Copy each line that contains the word "document".

### Exercise materials

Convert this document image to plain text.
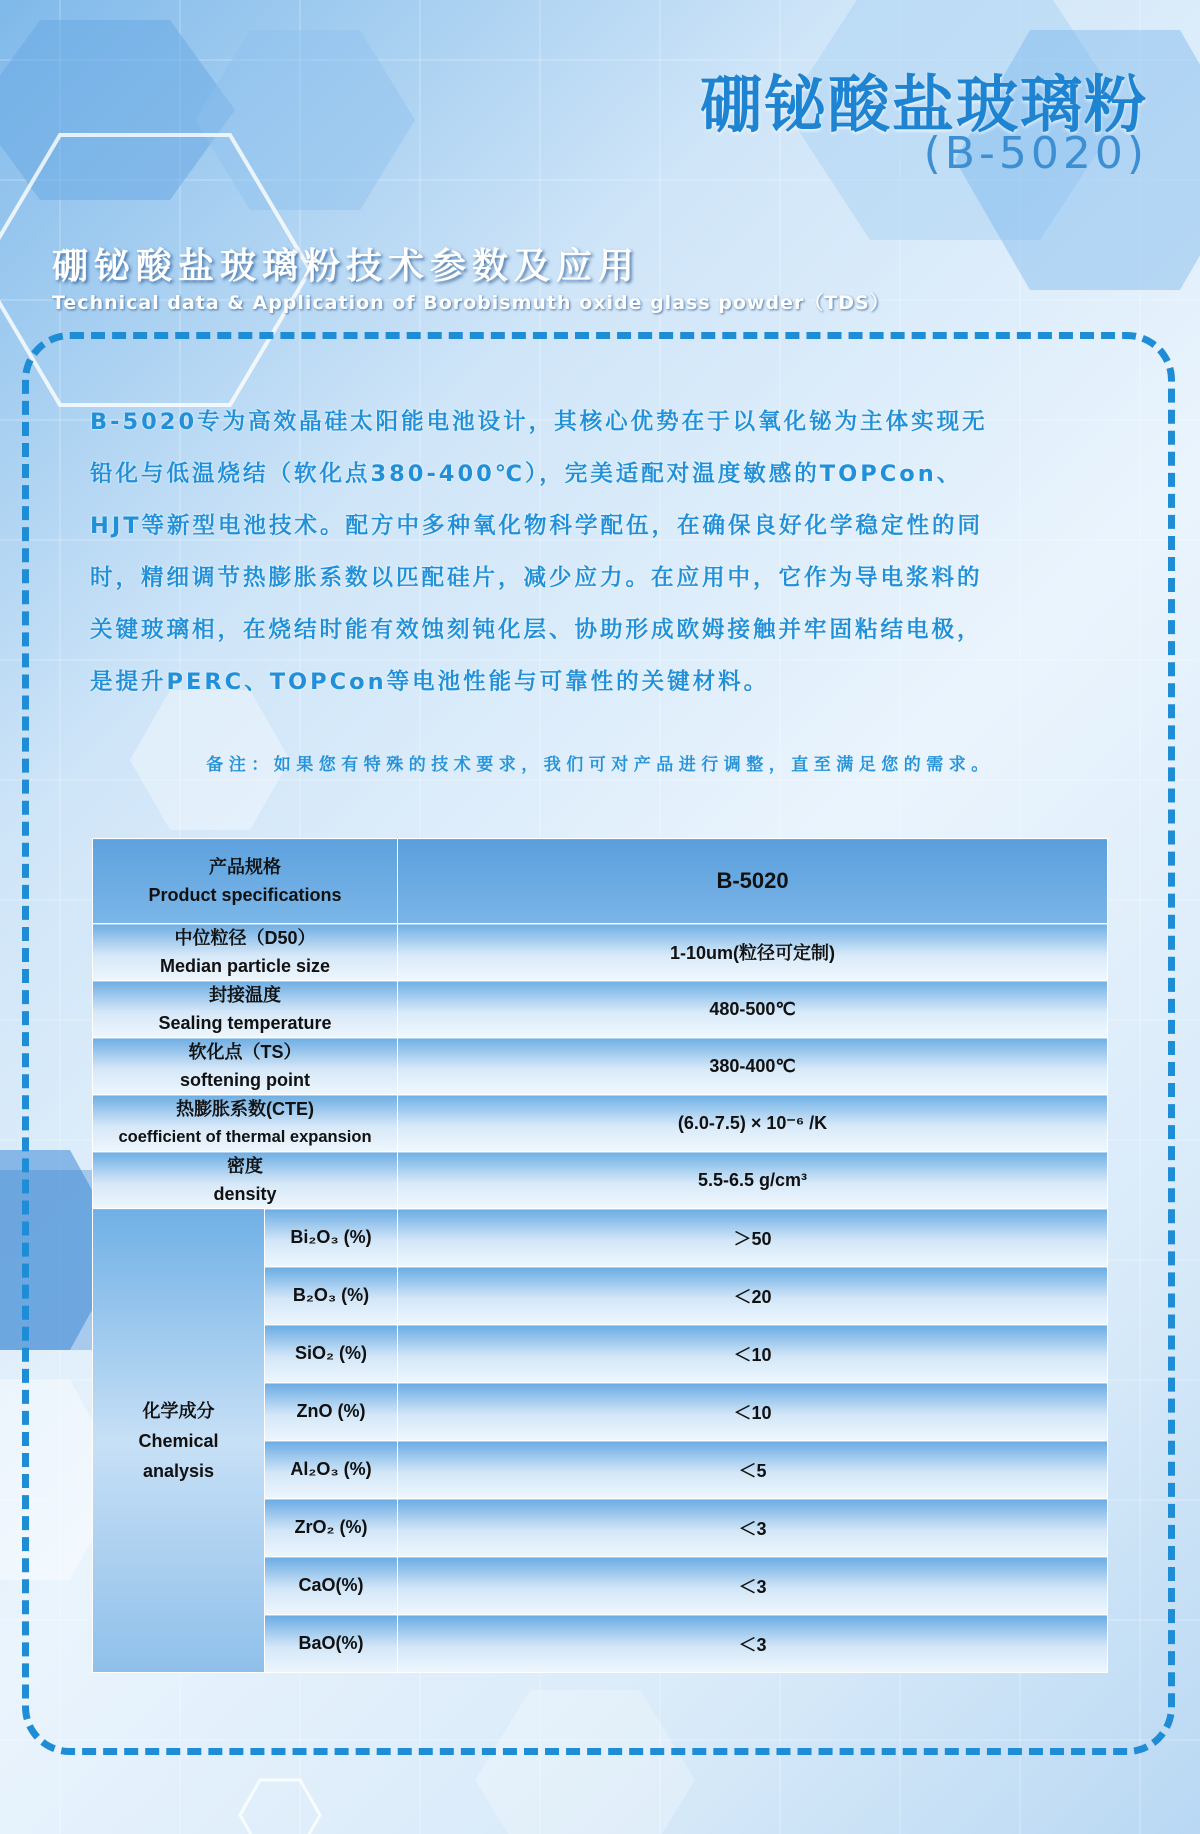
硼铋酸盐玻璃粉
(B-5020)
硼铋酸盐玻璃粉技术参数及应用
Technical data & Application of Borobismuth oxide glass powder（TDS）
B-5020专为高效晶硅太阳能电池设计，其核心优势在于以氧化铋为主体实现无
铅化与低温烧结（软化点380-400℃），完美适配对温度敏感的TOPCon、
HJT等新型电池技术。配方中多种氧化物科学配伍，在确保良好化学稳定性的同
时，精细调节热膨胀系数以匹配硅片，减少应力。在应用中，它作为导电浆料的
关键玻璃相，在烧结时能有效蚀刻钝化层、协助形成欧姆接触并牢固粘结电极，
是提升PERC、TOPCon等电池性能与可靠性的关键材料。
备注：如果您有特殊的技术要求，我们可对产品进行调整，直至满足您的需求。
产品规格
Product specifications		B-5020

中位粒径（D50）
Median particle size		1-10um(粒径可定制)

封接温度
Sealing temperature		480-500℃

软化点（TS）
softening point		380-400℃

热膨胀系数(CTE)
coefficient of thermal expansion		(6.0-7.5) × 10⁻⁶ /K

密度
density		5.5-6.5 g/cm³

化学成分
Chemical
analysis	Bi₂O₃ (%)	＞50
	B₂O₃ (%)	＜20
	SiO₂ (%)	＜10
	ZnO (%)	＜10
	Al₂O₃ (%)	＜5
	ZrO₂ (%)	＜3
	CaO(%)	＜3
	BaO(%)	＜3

######
### Exercise materials

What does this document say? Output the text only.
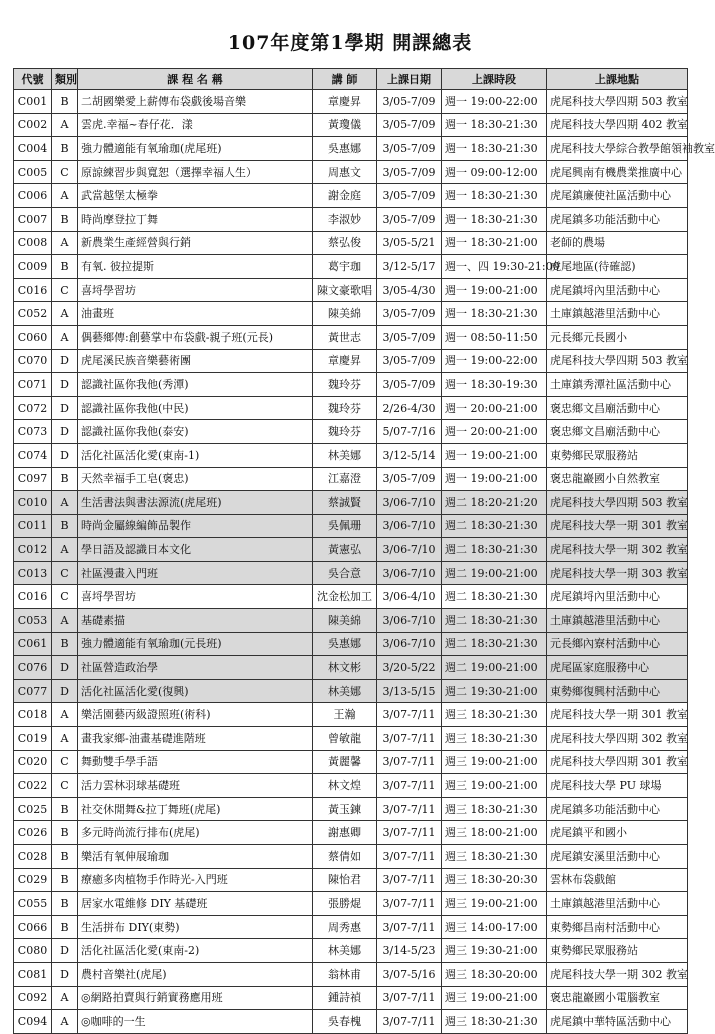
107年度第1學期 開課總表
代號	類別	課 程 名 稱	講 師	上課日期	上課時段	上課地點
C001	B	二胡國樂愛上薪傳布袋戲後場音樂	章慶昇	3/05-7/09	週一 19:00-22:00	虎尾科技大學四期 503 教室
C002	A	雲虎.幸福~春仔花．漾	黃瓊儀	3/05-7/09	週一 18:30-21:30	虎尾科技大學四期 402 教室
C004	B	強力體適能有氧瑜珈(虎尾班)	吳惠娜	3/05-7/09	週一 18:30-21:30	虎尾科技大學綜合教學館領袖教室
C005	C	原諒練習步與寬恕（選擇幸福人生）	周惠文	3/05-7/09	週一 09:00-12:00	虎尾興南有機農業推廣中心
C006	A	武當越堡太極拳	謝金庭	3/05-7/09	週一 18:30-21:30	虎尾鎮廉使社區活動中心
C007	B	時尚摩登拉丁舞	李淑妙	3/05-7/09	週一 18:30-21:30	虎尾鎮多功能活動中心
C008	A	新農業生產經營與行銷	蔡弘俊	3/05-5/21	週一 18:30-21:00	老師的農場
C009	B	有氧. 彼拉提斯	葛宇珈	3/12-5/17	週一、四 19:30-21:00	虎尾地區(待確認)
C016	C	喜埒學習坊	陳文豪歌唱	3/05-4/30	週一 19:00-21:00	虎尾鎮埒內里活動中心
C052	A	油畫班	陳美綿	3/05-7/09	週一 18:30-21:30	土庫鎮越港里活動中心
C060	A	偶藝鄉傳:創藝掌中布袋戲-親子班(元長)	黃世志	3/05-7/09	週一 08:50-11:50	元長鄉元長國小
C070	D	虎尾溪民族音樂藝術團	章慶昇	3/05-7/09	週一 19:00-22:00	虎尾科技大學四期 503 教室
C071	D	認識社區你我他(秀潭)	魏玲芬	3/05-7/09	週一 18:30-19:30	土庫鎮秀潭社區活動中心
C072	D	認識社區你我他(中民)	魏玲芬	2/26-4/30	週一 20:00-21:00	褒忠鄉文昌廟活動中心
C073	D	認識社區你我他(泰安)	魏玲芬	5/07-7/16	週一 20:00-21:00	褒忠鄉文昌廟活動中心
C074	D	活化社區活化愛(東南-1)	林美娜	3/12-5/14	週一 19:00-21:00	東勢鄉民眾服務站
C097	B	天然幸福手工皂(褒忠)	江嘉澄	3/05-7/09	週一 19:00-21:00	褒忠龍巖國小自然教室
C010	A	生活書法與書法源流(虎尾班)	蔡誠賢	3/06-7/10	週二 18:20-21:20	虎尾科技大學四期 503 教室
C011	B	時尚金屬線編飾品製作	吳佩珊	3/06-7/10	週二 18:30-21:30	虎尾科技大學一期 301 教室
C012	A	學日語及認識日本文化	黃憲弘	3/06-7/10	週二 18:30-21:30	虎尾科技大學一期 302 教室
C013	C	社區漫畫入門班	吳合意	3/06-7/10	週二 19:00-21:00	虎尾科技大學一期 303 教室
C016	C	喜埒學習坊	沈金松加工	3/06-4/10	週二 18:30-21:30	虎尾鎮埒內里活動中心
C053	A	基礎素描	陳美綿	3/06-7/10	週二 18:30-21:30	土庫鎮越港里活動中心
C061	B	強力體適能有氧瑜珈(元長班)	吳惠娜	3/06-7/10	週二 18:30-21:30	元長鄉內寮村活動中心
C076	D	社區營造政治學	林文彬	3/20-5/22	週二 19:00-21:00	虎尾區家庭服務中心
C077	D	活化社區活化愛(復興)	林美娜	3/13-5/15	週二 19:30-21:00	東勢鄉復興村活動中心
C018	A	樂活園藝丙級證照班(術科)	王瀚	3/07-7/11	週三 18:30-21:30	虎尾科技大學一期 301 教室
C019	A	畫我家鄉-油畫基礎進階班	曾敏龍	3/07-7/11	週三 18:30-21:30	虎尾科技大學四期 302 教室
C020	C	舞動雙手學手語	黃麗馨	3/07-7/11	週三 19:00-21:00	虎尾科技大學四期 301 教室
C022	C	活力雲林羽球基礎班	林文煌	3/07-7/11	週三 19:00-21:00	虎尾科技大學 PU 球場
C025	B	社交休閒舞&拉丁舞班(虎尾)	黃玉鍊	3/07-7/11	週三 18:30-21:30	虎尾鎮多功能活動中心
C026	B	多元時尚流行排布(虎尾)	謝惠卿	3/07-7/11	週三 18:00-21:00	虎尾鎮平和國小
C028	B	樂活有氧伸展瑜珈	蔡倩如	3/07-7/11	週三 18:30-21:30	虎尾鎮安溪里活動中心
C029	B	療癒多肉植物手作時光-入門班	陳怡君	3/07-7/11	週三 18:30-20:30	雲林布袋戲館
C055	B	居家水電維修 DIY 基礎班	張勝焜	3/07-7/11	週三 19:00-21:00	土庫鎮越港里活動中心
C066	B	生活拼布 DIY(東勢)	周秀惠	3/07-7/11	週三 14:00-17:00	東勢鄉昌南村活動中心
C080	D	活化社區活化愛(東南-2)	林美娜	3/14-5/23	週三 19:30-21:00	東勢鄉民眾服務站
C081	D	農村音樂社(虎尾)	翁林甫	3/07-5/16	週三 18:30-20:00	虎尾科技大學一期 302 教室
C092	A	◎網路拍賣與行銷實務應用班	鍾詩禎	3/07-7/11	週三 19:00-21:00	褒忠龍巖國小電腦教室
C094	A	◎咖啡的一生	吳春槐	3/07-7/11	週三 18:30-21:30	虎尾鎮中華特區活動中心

######

Expected answer:
Convert this document image to plain text.
What does this document say? Output the text only.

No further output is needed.